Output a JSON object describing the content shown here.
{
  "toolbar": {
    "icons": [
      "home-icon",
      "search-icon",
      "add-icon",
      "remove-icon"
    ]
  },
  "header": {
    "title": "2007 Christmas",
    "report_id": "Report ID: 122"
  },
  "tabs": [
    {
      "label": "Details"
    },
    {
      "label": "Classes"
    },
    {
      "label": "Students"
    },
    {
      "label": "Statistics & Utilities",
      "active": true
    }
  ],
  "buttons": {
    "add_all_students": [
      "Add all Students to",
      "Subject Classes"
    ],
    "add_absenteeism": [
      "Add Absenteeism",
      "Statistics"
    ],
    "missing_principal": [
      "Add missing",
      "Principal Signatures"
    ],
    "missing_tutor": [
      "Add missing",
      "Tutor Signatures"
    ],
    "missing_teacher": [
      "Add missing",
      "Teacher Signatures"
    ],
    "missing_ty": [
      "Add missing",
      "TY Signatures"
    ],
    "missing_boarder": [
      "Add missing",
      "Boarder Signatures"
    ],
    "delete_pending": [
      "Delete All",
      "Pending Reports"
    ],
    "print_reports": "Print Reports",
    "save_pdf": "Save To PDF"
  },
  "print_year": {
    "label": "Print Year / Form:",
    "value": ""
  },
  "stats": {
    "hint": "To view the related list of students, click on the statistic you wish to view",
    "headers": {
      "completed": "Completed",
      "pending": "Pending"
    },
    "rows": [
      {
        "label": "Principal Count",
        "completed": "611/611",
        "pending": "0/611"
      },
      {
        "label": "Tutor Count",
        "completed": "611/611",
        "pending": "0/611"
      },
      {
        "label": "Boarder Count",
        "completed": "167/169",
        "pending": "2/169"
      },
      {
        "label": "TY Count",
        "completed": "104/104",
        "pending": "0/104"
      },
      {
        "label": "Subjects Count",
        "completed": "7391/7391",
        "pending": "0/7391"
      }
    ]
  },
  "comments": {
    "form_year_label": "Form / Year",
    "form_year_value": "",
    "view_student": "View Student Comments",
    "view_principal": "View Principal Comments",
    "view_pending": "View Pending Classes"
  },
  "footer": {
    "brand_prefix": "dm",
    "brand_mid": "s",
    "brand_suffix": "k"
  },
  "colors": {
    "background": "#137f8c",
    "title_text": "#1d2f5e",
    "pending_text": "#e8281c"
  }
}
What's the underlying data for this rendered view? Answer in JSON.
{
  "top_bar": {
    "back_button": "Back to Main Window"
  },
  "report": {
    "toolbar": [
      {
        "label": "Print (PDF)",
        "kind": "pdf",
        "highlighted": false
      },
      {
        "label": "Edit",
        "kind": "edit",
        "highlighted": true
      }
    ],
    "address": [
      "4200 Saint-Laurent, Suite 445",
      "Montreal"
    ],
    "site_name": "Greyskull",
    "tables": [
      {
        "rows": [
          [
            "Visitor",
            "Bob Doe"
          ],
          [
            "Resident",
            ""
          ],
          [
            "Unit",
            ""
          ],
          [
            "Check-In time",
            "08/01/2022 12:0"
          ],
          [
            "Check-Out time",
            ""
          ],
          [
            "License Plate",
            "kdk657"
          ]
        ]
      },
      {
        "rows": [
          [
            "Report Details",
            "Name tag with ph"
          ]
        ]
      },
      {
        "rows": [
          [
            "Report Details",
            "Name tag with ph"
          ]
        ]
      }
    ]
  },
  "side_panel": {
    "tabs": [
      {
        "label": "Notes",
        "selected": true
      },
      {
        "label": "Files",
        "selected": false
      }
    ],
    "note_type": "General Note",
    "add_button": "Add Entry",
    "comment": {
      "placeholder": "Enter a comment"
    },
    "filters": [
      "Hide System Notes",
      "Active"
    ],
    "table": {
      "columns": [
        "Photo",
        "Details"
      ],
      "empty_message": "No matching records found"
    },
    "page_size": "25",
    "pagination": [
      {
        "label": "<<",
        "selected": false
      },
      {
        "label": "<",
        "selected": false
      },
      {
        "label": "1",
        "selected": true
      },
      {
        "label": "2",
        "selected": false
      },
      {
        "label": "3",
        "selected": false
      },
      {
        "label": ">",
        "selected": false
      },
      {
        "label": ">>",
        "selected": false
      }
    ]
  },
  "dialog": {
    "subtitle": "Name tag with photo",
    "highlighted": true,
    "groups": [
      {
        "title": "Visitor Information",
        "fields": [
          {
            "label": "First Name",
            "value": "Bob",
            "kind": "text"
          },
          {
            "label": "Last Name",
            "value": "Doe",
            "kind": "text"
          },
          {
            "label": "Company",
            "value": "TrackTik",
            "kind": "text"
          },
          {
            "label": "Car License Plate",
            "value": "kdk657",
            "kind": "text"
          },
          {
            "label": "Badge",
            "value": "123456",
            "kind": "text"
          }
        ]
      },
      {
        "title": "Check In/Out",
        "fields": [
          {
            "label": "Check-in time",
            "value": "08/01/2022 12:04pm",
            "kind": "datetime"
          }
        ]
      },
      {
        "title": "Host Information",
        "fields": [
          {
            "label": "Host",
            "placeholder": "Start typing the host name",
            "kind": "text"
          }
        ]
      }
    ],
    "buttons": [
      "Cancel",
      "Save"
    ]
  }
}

::::

Extract the listing in its entirety, matching it exactly.

(SOLUTION TO THE EXERCISE):
Output a JSON object describing the content shown here.
{
  "toolbar": {
    "icons": [
      "home-icon",
      "search-icon",
      "add-icon",
      "remove-icon"
    ]
  },
  "header": {
    "title": "2007 Christmas",
    "report_id": "Report ID: 122"
  },
  "tabs": [
    {
      "label": "Details"
    },
    {
      "label": "Classes"
    },
    {
      "label": "Students"
    },
    {
      "label": "Statistics & Utilities",
      "active": true
    }
  ],
  "buttons": {
    "add_all_students": [
      "Add all Students to",
      "Subject Classes"
    ],
    "add_absenteeism": [
      "Add Absenteeism",
      "Statistics"
    ],
    "missing_principal": [
      "Add missing",
      "Principal Signatures"
    ],
    "missing_tutor": [
      "Add missing",
      "Tutor Signatures"
    ],
    "missing_teacher": [
      "Add missing",
      "Teacher Signatures"
    ],
    "missing_ty": [
      "Add missing",
      "TY Signatures"
    ],
    "missing_boarder": [
      "Add missing",
      "Boarder Signatures"
    ],
    "delete_pending": [
      "Delete All",
      "Pending Reports"
    ],
    "print_reports": "Print Reports",
    "save_pdf": "Save To PDF"
  },
  "print_year": {
    "label": "Print Year / Form:",
    "value": ""
  },
  "stats": {
    "hint": "To view the related list of students, click on the statistic you wish to view",
    "headers": {
      "completed": "Completed",
      "pending": "Pending"
    },
    "rows": [
      {
        "label": "Principal Count",
        "completed": "611/611",
        "pending": "0/611"
      },
      {
        "label": "Tutor Count",
        "completed": "611/611",
        "pending": "0/611"
      },
      {
        "label": "Boarder Count",
        "completed": "167/169",
        "pending": "2/169"
      },
      {
        "label": "TY Count",
        "completed": "104/104",
        "pending": "0/104"
      },
      {
        "label": "Subjects Count",
        "completed": "7391/7391",
        "pending": "0/7391"
      }
    ]
  },
  "comments": {
    "form_year_label": "Form / Year",
    "form_year_value": "",
    "view_student": "View Student Comments",
    "view_principal": "View Principal Comments",
    "view_pending": "View Pending Classes"
  },
  "footer": {
    "brand_prefix": "dm",
    "brand_mid": "s",
    "brand_suffix": "k"
  },
  "colors": {
    "background": "#137f8c",
    "title_text": "#1d2f5e",
    "pending_text": "#e8281c"
  }
}
What's the underlying data for this rendered view? Answer in JSON.
{
  "top_bar": {
    "back_button": "Back to Main Window"
  },
  "report": {
    "toolbar": [
      {
        "label": "Print (PDF)",
        "kind": "pdf",
        "highlighted": false
      },
      {
        "label": "Edit",
        "kind": "edit",
        "highlighted": true
      }
    ],
    "address": [
      "4200 Saint-Laurent, Suite 445",
      "Montreal"
    ],
    "site_name": "Greyskull",
    "tables": [
      {
        "rows": [
          [
            "Visitor",
            "Bob Doe"
          ],
          [
            "Resident",
            ""
          ],
          [
            "Unit",
            ""
          ],
          [
            "Check-In time",
            "08/01/2022 12:0"
          ],
          [
            "Check-Out time",
            ""
          ],
          [
            "License Plate",
            "kdk657"
          ]
        ]
      },
      {
        "rows": [
          [
            "Report Details",
            "Name tag with ph"
          ]
        ]
      },
      {
        "rows": [
          [
            "Report Details",
            "Name tag with ph"
          ]
        ]
      }
    ]
  },
  "side_panel": {
    "tabs": [
      {
        "label": "Notes",
        "selected": true
      },
      {
        "label": "Files",
        "selected": false
      }
    ],
    "note_type": "General Note",
    "add_button": "Add Entry",
    "comment": {
      "placeholder": "Enter a comment"
    },
    "filters": [
      "Hide System Notes",
      "Active"
    ],
    "table": {
      "columns": [
        "Photo",
        "Details"
      ],
      "empty_message": "No matching records found"
    },
    "page_size": "25",
    "pagination": [
      {
        "label": "<<",
        "selected": false
      },
      {
        "label": "<",
        "selected": false
      },
      {
        "label": "1",
        "selected": true
      },
      {
        "label": "2",
        "selected": false
      },
      {
        "label": "3",
        "selected": false
      },
      {
        "label": ">",
        "selected": false
      },
      {
        "label": ">>",
        "selected": false
      }
    ]
  },
  "dialog": {
    "subtitle": "Name tag with photo",
    "highlighted": true,
    "groups": [
      {
        "title": "Visitor Information",
        "fields": [
          {
            "label": "First Name",
            "value": "Bob",
            "kind": "text"
          },
          {
            "label": "Last Name",
            "value": "Doe",
            "kind": "text"
          },
          {
            "label": "Company",
            "value": "TrackTik",
            "kind": "text"
          },
          {
            "label": "Car License Plate",
            "value": "kdk657",
            "kind": "text"
          },
          {
            "label": "Badge",
            "value": "123456",
            "kind": "text"
          }
        ]
      },
      {
        "title": "Check In/Out",
        "fields": [
          {
            "label": "Check-in time",
            "value": "08/01/2022 12:04pm",
            "kind": "datetime"
          }
        ]
      },
      {
        "title": "Host Information",
        "fields": [
          {
            "label": "Host",
            "placeholder": "Start typing the host name",
            "kind": "text"
          }
        ]
      }
    ],
    "buttons": [
      "Cancel",
      "Save"
    ]
  }
}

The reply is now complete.